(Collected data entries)
>> BEGIN

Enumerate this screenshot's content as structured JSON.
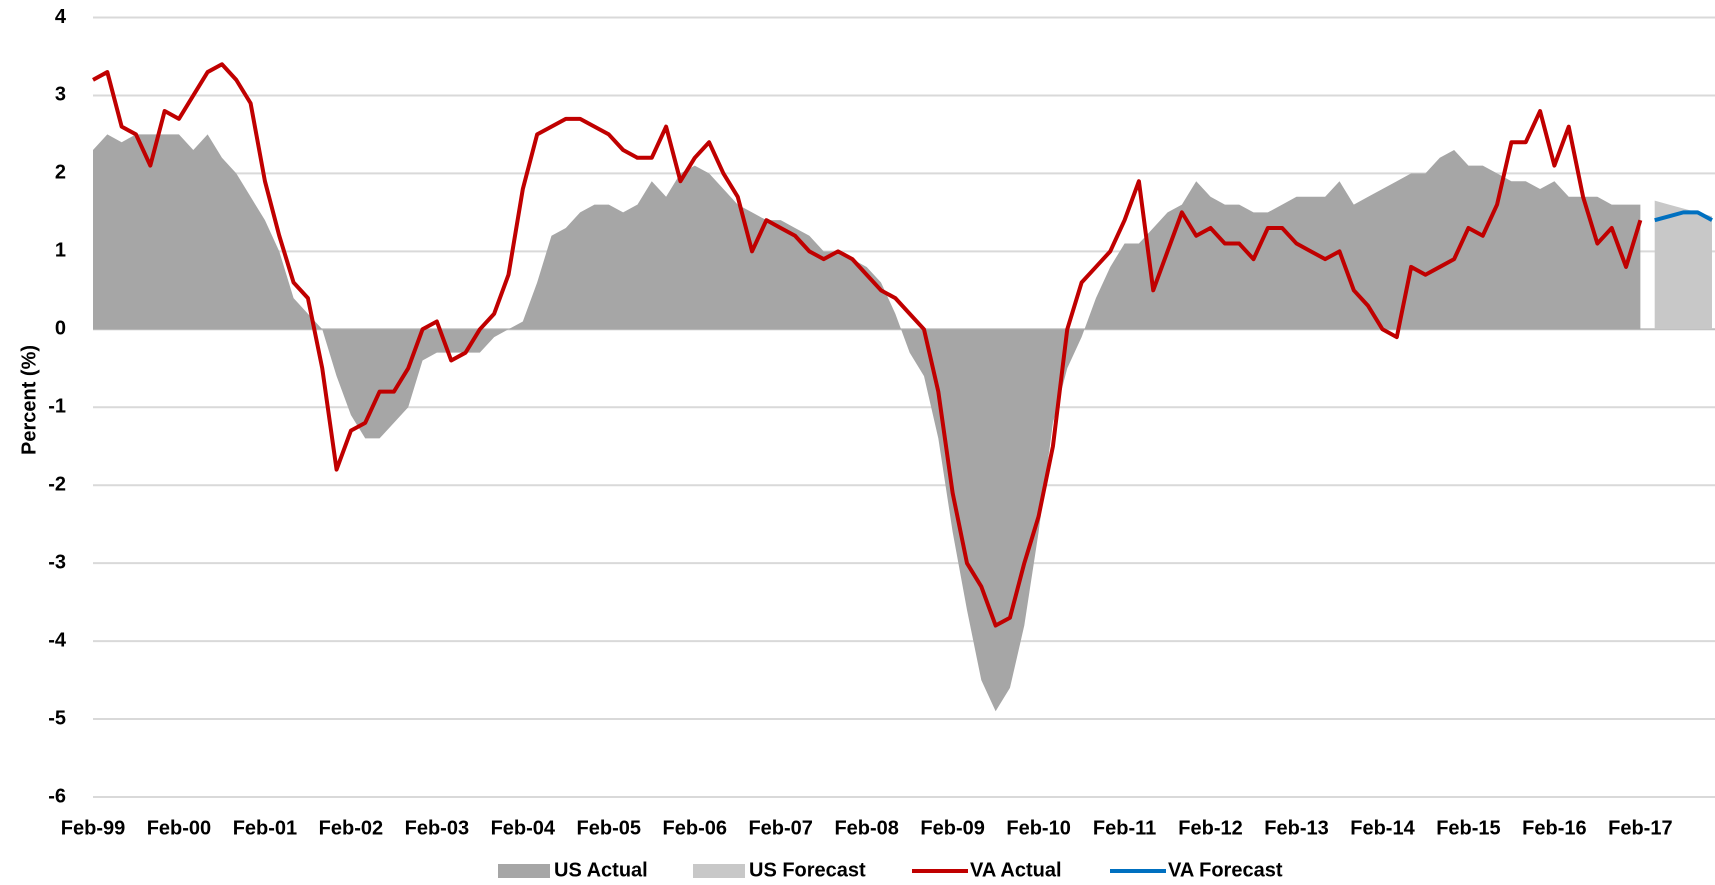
{
  "chart_data": {
    "type": "line",
    "y_label": "Percent (%)",
    "categories": [
      "Feb-99",
      null,
      null,
      null,
      null,
      null,
      "Feb-00",
      null,
      null,
      null,
      null,
      null,
      "Feb-01",
      null,
      null,
      null,
      null,
      null,
      "Feb-02",
      null,
      null,
      null,
      null,
      null,
      "Feb-03",
      null,
      null,
      null,
      null,
      null,
      "Feb-04",
      null,
      null,
      null,
      null,
      null,
      "Feb-05",
      null,
      null,
      null,
      null,
      null,
      "Feb-06",
      null,
      null,
      null,
      null,
      null,
      "Feb-07",
      null,
      null,
      null,
      null,
      null,
      "Feb-08",
      null,
      null,
      null,
      null,
      null,
      "Feb-09",
      null,
      null,
      null,
      null,
      null,
      "Feb-10",
      null,
      null,
      null,
      null,
      null,
      "Feb-11",
      null,
      null,
      null,
      null,
      null,
      "Feb-12",
      null,
      null,
      null,
      null,
      null,
      "Feb-13",
      null,
      null,
      null,
      null,
      null,
      "Feb-14",
      null,
      null,
      null,
      null,
      null,
      "Feb-15",
      null,
      null,
      null,
      null,
      null,
      "Feb-16",
      null,
      null,
      null,
      null,
      null,
      "Feb-17",
      null,
      null,
      null,
      null,
      null
    ],
    "ylim": [
      -6,
      4
    ],
    "yticks": [
      -6,
      -5,
      -4,
      -3,
      -2,
      -1,
      0,
      1,
      2,
      3,
      4
    ],
    "grid": true,
    "legend": "bottom",
    "series": [
      {
        "name": "US Actual",
        "kind": "area",
        "color": "#a6a6a6",
        "values": [
          2.3,
          2.5,
          2.4,
          2.5,
          2.5,
          2.5,
          2.5,
          2.3,
          2.5,
          2.2,
          2.0,
          1.7,
          1.4,
          1.0,
          0.4,
          0.2,
          0.0,
          -0.6,
          -1.1,
          -1.4,
          -1.4,
          -1.2,
          -1.0,
          -0.4,
          -0.3,
          -0.3,
          -0.3,
          -0.3,
          -0.1,
          0.0,
          0.1,
          0.6,
          1.2,
          1.3,
          1.5,
          1.6,
          1.6,
          1.5,
          1.6,
          1.9,
          1.7,
          2.0,
          2.1,
          2.0,
          1.8,
          1.6,
          1.5,
          1.4,
          1.4,
          1.3,
          1.2,
          1.0,
          1.0,
          0.9,
          0.8,
          0.6,
          0.2,
          -0.3,
          -0.6,
          -1.4,
          -2.6,
          -3.6,
          -4.5,
          -4.9,
          -4.6,
          -3.8,
          -2.6,
          -1.2,
          -0.5,
          -0.1,
          0.4,
          0.8,
          1.1,
          1.1,
          1.3,
          1.5,
          1.6,
          1.9,
          1.7,
          1.6,
          1.6,
          1.5,
          1.5,
          1.6,
          1.7,
          1.7,
          1.7,
          1.9,
          1.6,
          1.7,
          1.8,
          1.9,
          2.0,
          2.0,
          2.2,
          2.3,
          2.1,
          2.1,
          2.0,
          1.9,
          1.9,
          1.8,
          1.9,
          1.7,
          1.7,
          1.7,
          1.6,
          1.6,
          1.6,
          null,
          null,
          null,
          null,
          null
        ]
      },
      {
        "name": "US Forecast",
        "kind": "area",
        "color": "#c8c8c8",
        "values": [
          null,
          null,
          null,
          null,
          null,
          null,
          null,
          null,
          null,
          null,
          null,
          null,
          null,
          null,
          null,
          null,
          null,
          null,
          null,
          null,
          null,
          null,
          null,
          null,
          null,
          null,
          null,
          null,
          null,
          null,
          null,
          null,
          null,
          null,
          null,
          null,
          null,
          null,
          null,
          null,
          null,
          null,
          null,
          null,
          null,
          null,
          null,
          null,
          null,
          null,
          null,
          null,
          null,
          null,
          null,
          null,
          null,
          null,
          null,
          null,
          null,
          null,
          null,
          null,
          null,
          null,
          null,
          null,
          null,
          null,
          null,
          null,
          null,
          null,
          null,
          null,
          null,
          null,
          null,
          null,
          null,
          null,
          null,
          null,
          null,
          null,
          null,
          null,
          null,
          null,
          null,
          null,
          null,
          null,
          null,
          null,
          null,
          null,
          null,
          null,
          null,
          null,
          null,
          null,
          null,
          null,
          null,
          null,
          null,
          1.65,
          1.6,
          1.55,
          1.5,
          1.45
        ]
      },
      {
        "name": "VA Actual",
        "kind": "line",
        "color": "#c00000",
        "values": [
          3.2,
          3.3,
          2.6,
          2.5,
          2.1,
          2.8,
          2.7,
          3.0,
          3.3,
          3.4,
          3.2,
          2.9,
          1.9,
          1.2,
          0.6,
          0.4,
          -0.5,
          -1.8,
          -1.3,
          -1.2,
          -0.8,
          -0.8,
          -0.5,
          0.0,
          0.1,
          -0.4,
          -0.3,
          0.0,
          0.2,
          0.7,
          1.8,
          2.5,
          2.6,
          2.7,
          2.7,
          2.6,
          2.5,
          2.3,
          2.2,
          2.2,
          2.6,
          1.9,
          2.2,
          2.4,
          2.0,
          1.7,
          1.0,
          1.4,
          1.3,
          1.2,
          1.0,
          0.9,
          1.0,
          0.9,
          0.7,
          0.5,
          0.4,
          0.2,
          0.0,
          -0.8,
          -2.1,
          -3.0,
          -3.3,
          -3.8,
          -3.7,
          -3.0,
          -2.4,
          -1.5,
          0.0,
          0.6,
          0.8,
          1.0,
          1.4,
          1.9,
          0.5,
          1.0,
          1.5,
          1.2,
          1.3,
          1.1,
          1.1,
          0.9,
          1.3,
          1.3,
          1.1,
          1.0,
          0.9,
          1.0,
          0.5,
          0.3,
          0.0,
          -0.1,
          0.8,
          0.7,
          0.8,
          0.9,
          1.3,
          1.2,
          1.6,
          2.4,
          2.4,
          2.8,
          2.1,
          2.6,
          1.7,
          1.1,
          1.3,
          0.8,
          1.4,
          null,
          null,
          null,
          null,
          null
        ]
      },
      {
        "name": "VA Forecast",
        "kind": "line",
        "color": "#0070c0",
        "values": [
          null,
          null,
          null,
          null,
          null,
          null,
          null,
          null,
          null,
          null,
          null,
          null,
          null,
          null,
          null,
          null,
          null,
          null,
          null,
          null,
          null,
          null,
          null,
          null,
          null,
          null,
          null,
          null,
          null,
          null,
          null,
          null,
          null,
          null,
          null,
          null,
          null,
          null,
          null,
          null,
          null,
          null,
          null,
          null,
          null,
          null,
          null,
          null,
          null,
          null,
          null,
          null,
          null,
          null,
          null,
          null,
          null,
          null,
          null,
          null,
          null,
          null,
          null,
          null,
          null,
          null,
          null,
          null,
          null,
          null,
          null,
          null,
          null,
          null,
          null,
          null,
          null,
          null,
          null,
          null,
          null,
          null,
          null,
          null,
          null,
          null,
          null,
          null,
          null,
          null,
          null,
          null,
          null,
          null,
          null,
          null,
          null,
          null,
          null,
          null,
          null,
          null,
          null,
          null,
          null,
          null,
          null,
          null,
          null,
          1.4,
          1.45,
          1.5,
          1.5,
          1.4
        ]
      }
    ]
  }
}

>> END

### GIVEN INSTRUCTION
Using the listing, collect all lines in which the string "name" is found.

### SOLUTION FOR THIS TASK
        "name": "US Actual",
        "name": "US Forecast",
        "name": "VA Actual",
        "name": "VA Forecast",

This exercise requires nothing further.